▶ **Requirement**
Set each entry down verbatim, omitting images.

Data records
** START **
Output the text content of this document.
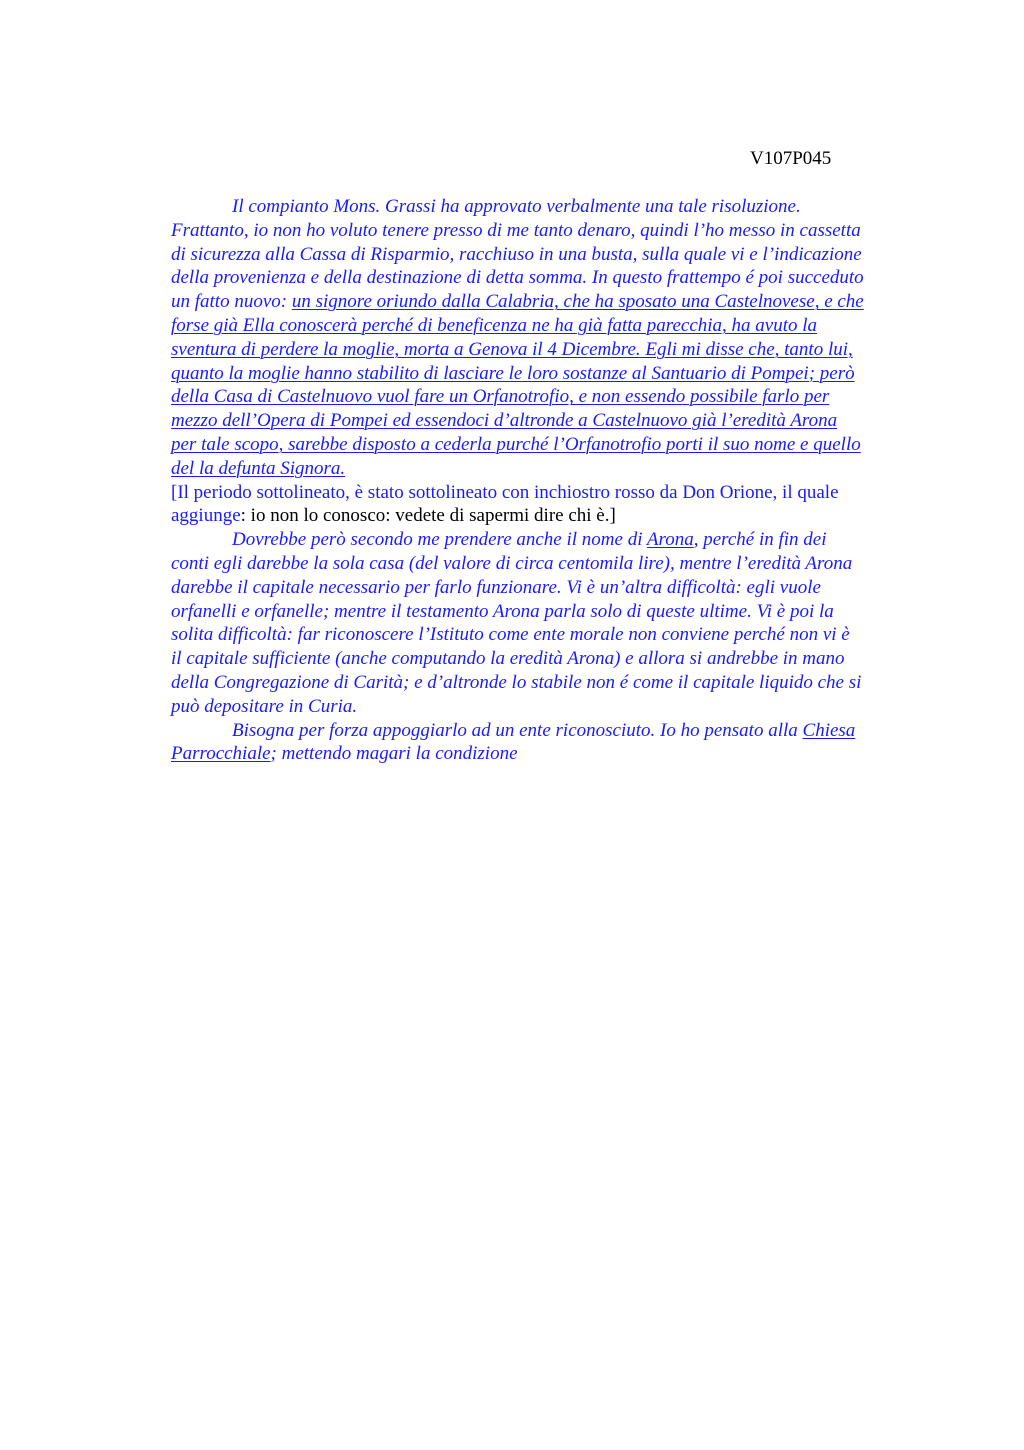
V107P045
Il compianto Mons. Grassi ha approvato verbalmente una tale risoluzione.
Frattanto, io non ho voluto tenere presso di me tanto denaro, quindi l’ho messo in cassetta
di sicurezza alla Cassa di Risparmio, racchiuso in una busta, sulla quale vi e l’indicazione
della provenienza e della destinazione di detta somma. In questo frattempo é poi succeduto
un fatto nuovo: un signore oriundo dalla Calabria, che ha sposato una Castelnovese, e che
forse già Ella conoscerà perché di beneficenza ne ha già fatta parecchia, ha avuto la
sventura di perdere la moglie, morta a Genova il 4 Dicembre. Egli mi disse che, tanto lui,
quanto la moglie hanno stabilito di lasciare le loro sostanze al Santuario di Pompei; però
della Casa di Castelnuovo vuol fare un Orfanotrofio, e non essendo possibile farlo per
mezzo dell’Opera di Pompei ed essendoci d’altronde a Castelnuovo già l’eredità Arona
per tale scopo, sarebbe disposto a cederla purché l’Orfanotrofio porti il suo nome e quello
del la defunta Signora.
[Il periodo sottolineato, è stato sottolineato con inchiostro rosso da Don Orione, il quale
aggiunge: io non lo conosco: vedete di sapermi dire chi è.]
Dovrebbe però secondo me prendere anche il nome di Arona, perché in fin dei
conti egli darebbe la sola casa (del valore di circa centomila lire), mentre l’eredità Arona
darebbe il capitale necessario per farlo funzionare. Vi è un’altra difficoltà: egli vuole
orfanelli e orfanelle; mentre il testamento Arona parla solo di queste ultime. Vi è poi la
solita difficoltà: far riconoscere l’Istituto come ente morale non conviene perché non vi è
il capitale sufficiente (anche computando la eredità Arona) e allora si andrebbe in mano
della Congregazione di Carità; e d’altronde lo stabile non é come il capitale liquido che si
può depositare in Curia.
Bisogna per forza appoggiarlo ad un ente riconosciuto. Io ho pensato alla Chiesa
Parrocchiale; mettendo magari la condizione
** END **
▶ **Task result**
Output the text content of this document.
V107P045
Il compianto Mons. Grassi ha approvato verbalmente una tale risoluzione.
Frattanto, io non ho voluto tenere presso di me tanto denaro, quindi l’ho messo in cassetta
di sicurezza alla Cassa di Risparmio, racchiuso in una busta, sulla quale vi e l’indicazione
della provenienza e della destinazione di detta somma. In questo frattempo é poi succeduto
un fatto nuovo: un signore oriundo dalla Calabria, che ha sposato una Castelnovese, e che
forse già Ella conoscerà perché di beneficenza ne ha già fatta parecchia, ha avuto la
sventura di perdere la moglie, morta a Genova il 4 Dicembre. Egli mi disse che, tanto lui,
quanto la moglie hanno stabilito di lasciare le loro sostanze al Santuario di Pompei; però
della Casa di Castelnuovo vuol fare un Orfanotrofio, e non essendo possibile farlo per
mezzo dell’Opera di Pompei ed essendoci d’altronde a Castelnuovo già l’eredità Arona
per tale scopo, sarebbe disposto a cederla purché l’Orfanotrofio porti il suo nome e quello
del la defunta Signora.
[Il periodo sottolineato, è stato sottolineato con inchiostro rosso da Don Orione, il quale
aggiunge: io non lo conosco: vedete di sapermi dire chi è.]
Dovrebbe però secondo me prendere anche il nome di Arona, perché in fin dei
conti egli darebbe la sola casa (del valore di circa centomila lire), mentre l’eredità Arona
darebbe il capitale necessario per farlo funzionare. Vi è un’altra difficoltà: egli vuole
orfanelli e orfanelle; mentre il testamento Arona parla solo di queste ultime. Vi è poi la
solita difficoltà: far riconoscere l’Istituto come ente morale non conviene perché non vi è
il capitale sufficiente (anche computando la eredità Arona) e allora si andrebbe in mano
della Congregazione di Carità; e d’altronde lo stabile non é come il capitale liquido che si
può depositare in Curia.
Bisogna per forza appoggiarlo ad un ente riconosciuto. Io ho pensato alla Chiesa
Parrocchiale; mettendo magari la condizione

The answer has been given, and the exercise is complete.